───── Records for this task

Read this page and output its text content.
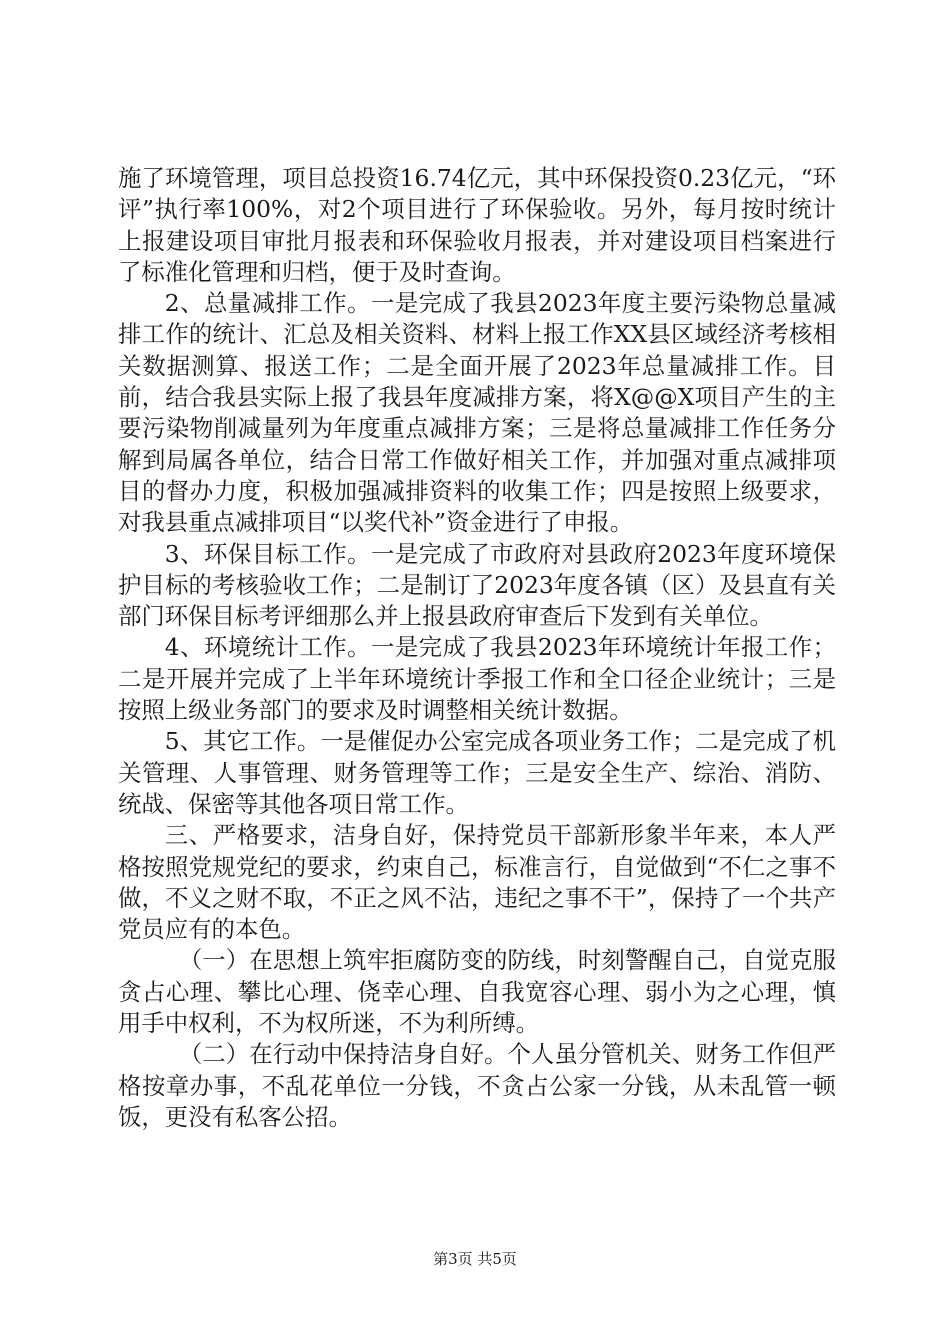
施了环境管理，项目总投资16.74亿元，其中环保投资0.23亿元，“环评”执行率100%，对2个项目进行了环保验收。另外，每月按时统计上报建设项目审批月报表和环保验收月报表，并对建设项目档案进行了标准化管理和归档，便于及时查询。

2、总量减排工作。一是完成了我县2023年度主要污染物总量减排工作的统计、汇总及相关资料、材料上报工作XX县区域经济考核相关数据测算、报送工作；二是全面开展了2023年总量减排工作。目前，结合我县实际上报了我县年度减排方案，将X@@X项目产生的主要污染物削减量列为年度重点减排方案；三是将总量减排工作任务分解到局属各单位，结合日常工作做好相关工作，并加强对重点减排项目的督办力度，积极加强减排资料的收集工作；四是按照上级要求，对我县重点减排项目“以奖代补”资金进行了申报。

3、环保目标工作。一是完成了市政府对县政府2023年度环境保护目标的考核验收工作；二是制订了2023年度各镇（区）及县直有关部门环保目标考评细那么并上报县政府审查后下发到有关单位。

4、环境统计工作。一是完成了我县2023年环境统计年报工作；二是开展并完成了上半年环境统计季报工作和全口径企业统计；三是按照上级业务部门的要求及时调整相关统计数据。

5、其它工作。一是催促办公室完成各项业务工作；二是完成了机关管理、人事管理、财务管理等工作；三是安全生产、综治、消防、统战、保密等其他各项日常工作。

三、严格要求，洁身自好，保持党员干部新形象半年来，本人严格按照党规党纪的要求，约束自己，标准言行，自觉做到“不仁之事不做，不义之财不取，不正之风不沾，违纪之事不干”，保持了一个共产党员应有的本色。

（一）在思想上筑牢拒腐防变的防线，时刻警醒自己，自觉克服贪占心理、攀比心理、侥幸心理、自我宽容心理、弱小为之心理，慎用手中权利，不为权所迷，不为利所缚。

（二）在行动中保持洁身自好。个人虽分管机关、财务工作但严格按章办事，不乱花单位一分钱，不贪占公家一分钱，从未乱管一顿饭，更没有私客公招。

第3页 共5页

──────────
───── Records for this task

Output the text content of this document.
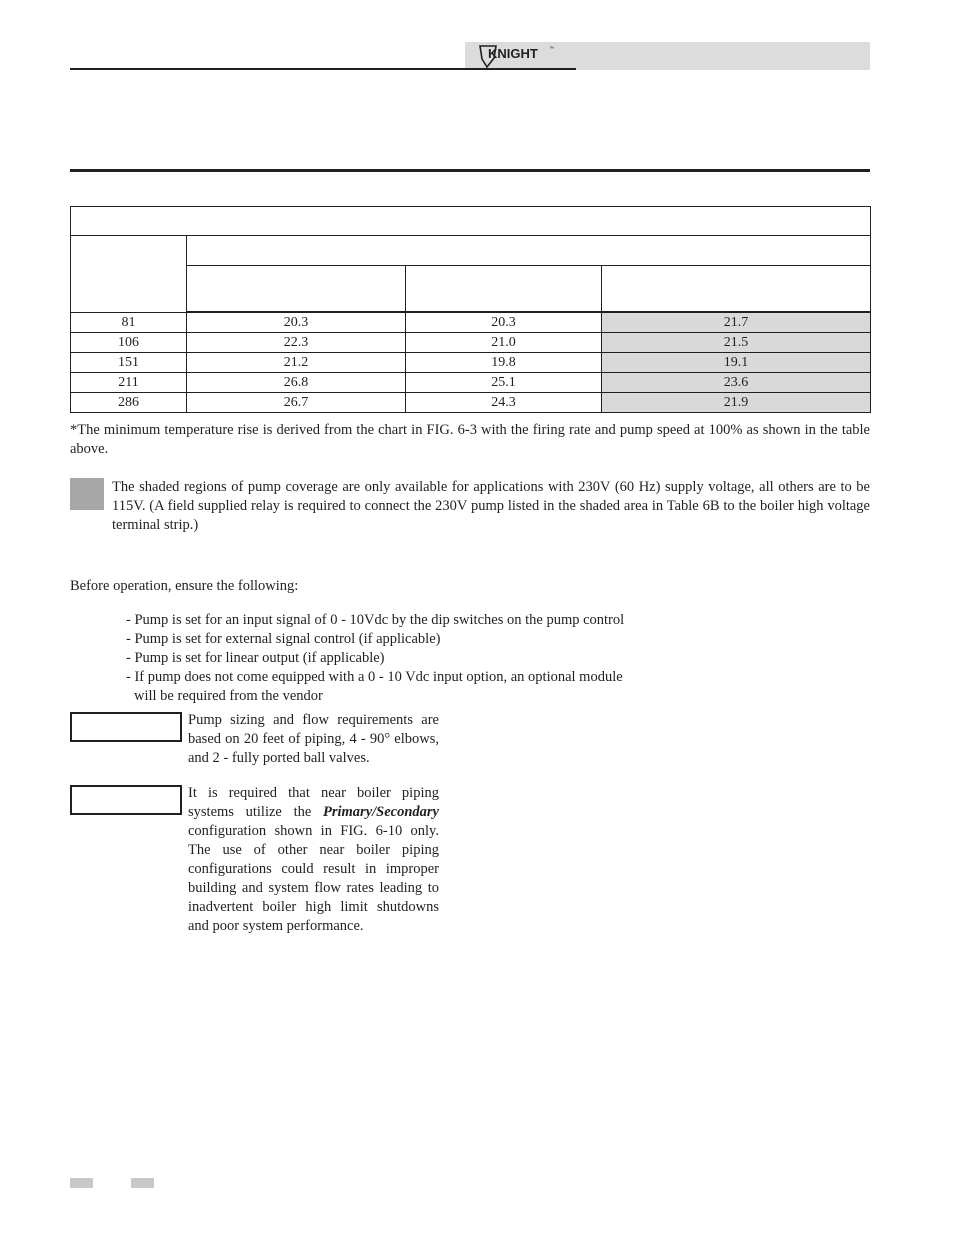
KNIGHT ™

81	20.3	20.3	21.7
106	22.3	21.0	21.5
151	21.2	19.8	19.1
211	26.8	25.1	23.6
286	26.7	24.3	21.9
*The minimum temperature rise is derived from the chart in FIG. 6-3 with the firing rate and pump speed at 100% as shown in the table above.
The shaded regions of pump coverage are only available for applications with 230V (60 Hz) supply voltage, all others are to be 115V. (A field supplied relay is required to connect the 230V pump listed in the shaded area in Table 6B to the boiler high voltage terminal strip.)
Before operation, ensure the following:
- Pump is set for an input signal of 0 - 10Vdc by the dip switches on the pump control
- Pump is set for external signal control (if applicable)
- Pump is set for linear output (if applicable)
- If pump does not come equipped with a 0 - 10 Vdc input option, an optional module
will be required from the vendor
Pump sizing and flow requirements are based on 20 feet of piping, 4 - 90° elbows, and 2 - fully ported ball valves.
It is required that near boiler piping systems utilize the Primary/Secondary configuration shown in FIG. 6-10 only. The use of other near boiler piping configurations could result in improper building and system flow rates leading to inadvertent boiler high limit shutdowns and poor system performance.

──────────

## What is asked
Pick out lines containing the word "piping", each one as written.

## Solved exercise
Pump sizing and flow requirements are based on 20 feet of piping, 4 - 90° elbows, and 2 - fully ported ball valves.
It is required that near boiler piping systems utilize the Primary/Secondary configuration shown in FIG. 6-10 only. The use of other near boiler piping configurations could result in improper building and system flow rates leading to inadvertent boiler high limit shutdowns and poor system performance.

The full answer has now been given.